Given problem: State the number of lines, and only that number, in which the word "DadsWorksheets" appears.

[Records from a data collection]

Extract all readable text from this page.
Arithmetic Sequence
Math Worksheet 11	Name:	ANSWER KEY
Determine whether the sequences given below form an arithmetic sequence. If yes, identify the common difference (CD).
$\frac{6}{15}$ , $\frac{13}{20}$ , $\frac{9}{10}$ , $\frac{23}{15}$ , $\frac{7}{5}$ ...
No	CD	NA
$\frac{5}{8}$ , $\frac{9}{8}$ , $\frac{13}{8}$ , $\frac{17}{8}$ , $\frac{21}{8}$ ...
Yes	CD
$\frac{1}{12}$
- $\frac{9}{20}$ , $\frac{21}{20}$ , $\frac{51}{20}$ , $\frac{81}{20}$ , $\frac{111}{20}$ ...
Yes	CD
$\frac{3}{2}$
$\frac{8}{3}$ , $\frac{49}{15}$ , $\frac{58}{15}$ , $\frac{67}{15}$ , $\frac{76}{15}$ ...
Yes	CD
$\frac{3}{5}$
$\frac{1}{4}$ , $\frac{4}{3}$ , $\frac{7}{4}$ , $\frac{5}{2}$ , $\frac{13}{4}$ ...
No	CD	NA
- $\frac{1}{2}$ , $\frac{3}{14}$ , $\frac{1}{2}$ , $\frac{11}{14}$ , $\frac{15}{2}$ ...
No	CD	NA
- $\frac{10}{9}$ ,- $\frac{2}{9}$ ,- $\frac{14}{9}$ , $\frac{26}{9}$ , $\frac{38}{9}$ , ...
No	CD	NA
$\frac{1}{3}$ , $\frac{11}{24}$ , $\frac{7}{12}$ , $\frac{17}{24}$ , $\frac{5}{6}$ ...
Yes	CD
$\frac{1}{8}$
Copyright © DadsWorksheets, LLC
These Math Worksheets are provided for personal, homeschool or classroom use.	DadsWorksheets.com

Reply: 2